◆ Task directions ◆
Pull out every line below that holds the word "type".
[START]
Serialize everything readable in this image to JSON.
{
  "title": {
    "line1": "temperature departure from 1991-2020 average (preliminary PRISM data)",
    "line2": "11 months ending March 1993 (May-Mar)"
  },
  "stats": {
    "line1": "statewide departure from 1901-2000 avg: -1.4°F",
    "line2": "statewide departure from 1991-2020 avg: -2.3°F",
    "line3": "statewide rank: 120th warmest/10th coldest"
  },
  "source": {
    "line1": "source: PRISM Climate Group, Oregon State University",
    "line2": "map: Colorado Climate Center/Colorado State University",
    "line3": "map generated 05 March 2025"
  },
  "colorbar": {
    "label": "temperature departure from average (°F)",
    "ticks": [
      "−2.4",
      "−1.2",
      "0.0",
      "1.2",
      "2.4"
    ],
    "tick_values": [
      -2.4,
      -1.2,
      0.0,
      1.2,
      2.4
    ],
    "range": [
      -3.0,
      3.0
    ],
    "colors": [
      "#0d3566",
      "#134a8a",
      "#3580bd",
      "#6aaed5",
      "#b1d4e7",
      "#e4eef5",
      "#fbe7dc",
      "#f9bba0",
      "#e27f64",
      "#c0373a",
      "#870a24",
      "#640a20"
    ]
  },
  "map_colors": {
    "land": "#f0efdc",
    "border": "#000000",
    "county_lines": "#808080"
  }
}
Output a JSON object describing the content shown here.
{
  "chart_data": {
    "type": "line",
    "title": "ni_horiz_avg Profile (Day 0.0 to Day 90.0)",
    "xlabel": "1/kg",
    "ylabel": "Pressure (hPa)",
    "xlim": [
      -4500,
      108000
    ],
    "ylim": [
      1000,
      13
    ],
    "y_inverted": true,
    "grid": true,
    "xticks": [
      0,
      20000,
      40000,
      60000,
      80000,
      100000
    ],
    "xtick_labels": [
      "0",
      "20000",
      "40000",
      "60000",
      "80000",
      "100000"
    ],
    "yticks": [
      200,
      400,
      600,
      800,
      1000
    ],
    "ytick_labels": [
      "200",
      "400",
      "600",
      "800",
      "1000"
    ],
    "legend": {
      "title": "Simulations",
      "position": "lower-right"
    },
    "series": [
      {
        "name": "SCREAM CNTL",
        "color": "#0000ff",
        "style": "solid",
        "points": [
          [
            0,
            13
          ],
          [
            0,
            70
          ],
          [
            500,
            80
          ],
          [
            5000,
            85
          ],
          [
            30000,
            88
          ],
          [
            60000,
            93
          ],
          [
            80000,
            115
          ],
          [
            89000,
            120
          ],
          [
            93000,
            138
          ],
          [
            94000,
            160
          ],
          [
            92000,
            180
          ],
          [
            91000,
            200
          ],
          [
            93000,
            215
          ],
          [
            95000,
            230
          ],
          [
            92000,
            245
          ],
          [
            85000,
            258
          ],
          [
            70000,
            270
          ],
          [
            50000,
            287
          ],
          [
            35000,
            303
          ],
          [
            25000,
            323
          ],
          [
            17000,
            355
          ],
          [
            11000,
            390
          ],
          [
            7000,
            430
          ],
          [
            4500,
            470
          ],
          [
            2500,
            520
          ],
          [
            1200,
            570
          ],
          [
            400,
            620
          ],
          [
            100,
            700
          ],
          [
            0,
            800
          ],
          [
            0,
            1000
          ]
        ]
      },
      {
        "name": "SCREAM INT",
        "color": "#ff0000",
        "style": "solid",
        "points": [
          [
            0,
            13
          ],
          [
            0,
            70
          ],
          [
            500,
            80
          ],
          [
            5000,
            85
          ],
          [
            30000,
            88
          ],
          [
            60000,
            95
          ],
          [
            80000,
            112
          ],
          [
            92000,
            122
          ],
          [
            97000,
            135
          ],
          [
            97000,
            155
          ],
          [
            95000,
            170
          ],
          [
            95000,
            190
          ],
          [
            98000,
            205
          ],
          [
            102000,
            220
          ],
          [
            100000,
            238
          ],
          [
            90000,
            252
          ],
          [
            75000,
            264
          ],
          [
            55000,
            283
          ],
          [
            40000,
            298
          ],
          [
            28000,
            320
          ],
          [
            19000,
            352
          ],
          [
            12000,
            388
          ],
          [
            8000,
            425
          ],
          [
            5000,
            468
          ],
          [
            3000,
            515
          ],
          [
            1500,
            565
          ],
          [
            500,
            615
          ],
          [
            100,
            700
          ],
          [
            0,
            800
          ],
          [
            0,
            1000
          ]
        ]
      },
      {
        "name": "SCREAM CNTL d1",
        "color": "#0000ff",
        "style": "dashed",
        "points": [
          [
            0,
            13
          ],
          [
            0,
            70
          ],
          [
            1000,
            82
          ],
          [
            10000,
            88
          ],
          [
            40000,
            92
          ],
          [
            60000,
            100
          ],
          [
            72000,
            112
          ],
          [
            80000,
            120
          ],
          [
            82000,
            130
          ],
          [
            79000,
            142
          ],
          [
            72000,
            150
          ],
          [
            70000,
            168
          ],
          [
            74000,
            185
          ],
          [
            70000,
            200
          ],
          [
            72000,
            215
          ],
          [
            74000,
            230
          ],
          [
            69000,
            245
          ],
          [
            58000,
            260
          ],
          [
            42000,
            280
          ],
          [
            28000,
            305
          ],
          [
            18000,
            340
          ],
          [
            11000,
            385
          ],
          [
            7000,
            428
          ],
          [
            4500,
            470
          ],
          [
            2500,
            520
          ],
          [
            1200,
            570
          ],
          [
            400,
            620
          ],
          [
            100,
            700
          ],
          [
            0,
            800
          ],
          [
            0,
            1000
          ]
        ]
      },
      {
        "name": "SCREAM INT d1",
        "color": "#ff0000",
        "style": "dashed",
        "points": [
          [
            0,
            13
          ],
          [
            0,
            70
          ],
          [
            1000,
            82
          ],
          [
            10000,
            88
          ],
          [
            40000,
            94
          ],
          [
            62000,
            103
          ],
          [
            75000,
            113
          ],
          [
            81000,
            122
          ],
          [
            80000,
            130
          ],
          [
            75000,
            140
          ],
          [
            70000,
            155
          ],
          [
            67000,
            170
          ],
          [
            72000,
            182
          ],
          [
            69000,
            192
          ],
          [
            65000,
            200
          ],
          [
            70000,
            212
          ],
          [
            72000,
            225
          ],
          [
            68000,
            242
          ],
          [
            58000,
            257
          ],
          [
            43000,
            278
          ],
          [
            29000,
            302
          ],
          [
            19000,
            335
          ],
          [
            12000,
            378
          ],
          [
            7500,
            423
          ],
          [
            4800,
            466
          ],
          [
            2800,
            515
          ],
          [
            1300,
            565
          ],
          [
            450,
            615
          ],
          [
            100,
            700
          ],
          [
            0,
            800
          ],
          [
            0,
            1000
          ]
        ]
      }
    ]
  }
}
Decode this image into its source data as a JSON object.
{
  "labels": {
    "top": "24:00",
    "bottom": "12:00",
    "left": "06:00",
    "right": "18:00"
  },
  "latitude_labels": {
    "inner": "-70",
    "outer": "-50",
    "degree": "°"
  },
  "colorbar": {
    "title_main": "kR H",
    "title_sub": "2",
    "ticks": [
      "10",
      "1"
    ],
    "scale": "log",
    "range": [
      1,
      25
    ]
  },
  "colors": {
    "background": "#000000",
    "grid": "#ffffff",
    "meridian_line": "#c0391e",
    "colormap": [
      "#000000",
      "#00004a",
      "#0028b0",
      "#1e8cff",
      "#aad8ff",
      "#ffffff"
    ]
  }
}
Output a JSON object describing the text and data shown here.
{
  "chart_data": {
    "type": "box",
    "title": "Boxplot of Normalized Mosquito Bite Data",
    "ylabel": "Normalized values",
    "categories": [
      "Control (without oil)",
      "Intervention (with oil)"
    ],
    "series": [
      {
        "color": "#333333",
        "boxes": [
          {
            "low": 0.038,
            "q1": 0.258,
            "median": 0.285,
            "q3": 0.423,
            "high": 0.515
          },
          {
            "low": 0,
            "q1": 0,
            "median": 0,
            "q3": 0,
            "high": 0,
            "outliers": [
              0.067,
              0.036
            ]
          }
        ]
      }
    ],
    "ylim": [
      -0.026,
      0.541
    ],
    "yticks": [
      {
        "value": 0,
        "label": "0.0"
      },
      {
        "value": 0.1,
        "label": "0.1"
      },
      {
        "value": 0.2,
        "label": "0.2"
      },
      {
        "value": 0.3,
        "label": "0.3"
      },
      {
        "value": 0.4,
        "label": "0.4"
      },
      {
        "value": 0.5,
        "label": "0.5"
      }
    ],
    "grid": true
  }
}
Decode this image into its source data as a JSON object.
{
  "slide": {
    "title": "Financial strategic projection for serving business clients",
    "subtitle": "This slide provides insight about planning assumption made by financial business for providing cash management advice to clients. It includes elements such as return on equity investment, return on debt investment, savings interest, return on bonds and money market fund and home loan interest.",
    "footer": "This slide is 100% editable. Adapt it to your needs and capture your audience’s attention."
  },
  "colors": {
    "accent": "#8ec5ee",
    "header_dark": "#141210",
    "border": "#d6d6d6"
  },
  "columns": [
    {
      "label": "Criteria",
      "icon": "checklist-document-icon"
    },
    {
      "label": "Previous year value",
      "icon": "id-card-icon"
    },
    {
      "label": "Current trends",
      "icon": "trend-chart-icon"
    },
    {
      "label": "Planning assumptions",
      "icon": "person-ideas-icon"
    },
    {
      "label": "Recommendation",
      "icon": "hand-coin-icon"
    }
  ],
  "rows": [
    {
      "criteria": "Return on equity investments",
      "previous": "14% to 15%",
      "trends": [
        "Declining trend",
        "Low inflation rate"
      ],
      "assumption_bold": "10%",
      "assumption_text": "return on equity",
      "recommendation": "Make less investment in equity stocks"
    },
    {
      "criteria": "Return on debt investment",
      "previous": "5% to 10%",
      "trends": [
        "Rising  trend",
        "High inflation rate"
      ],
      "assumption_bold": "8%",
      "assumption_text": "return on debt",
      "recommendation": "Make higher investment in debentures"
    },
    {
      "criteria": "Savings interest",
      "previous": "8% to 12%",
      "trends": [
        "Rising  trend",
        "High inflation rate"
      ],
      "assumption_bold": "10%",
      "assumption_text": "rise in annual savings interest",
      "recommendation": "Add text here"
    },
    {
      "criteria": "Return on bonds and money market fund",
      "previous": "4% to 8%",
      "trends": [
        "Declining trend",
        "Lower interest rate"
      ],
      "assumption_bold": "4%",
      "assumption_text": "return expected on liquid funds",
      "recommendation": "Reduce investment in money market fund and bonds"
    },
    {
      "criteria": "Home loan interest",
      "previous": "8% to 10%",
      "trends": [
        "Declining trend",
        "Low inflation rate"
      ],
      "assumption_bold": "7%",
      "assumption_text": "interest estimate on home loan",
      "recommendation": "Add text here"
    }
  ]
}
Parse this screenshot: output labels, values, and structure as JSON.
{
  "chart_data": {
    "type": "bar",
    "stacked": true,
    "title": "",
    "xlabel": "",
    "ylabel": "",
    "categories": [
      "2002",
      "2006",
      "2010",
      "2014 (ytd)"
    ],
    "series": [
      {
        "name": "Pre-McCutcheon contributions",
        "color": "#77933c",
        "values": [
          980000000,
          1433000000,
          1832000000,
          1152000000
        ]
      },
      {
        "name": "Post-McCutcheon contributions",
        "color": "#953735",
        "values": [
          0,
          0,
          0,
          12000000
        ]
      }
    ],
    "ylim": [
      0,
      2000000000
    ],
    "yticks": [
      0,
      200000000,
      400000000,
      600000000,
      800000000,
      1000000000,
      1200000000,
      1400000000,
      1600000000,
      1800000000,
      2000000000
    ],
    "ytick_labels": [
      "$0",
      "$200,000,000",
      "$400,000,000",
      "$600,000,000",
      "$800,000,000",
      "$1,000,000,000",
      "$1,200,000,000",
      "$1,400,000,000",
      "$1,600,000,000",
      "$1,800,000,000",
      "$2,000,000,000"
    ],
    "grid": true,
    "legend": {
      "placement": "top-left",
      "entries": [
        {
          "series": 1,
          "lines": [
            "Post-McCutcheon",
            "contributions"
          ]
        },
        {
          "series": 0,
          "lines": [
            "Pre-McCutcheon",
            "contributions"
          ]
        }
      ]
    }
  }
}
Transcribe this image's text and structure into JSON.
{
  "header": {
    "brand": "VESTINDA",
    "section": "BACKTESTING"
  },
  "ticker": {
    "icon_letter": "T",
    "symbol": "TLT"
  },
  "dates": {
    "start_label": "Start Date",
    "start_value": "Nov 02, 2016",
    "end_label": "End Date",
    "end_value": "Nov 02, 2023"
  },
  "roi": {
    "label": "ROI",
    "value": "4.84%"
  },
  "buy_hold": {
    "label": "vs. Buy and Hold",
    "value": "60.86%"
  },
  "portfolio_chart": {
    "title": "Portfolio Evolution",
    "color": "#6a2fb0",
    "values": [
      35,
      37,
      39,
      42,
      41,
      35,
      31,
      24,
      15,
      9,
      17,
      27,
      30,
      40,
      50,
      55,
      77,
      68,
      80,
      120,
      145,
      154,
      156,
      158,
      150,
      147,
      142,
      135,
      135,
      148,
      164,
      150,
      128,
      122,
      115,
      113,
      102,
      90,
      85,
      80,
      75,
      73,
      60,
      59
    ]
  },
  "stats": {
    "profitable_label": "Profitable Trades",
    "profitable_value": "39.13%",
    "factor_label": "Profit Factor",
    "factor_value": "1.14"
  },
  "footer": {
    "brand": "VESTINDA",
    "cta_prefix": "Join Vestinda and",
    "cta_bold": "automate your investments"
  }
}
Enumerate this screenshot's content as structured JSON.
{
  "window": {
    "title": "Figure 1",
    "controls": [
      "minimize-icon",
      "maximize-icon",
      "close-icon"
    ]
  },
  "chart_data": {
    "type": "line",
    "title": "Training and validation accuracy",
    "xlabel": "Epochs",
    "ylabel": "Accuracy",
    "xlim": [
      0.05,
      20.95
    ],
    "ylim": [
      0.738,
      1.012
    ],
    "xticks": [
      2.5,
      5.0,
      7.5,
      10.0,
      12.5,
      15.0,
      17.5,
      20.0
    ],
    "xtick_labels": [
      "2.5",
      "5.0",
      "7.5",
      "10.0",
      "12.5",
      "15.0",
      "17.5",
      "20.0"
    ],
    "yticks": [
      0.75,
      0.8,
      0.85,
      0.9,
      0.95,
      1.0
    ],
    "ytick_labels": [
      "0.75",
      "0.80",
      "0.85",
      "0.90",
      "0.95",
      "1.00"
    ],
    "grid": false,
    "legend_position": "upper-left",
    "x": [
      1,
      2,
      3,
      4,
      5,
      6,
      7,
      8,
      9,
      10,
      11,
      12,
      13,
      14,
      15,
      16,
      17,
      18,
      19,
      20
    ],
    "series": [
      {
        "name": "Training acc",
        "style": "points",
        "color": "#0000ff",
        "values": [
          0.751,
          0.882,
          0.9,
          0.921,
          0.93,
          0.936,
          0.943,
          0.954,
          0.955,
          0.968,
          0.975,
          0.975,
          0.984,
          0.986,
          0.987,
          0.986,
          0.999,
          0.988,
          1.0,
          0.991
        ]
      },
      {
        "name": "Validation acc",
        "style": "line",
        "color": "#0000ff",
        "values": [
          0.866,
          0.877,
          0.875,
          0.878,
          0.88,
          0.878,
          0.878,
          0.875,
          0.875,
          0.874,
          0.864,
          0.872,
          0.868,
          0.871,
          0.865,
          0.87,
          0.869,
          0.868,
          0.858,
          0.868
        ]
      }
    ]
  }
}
[END]
◆ Finished exercise ◆
    "type": "line",
    "type": "box",
    "type": "bar",
    "type": "line",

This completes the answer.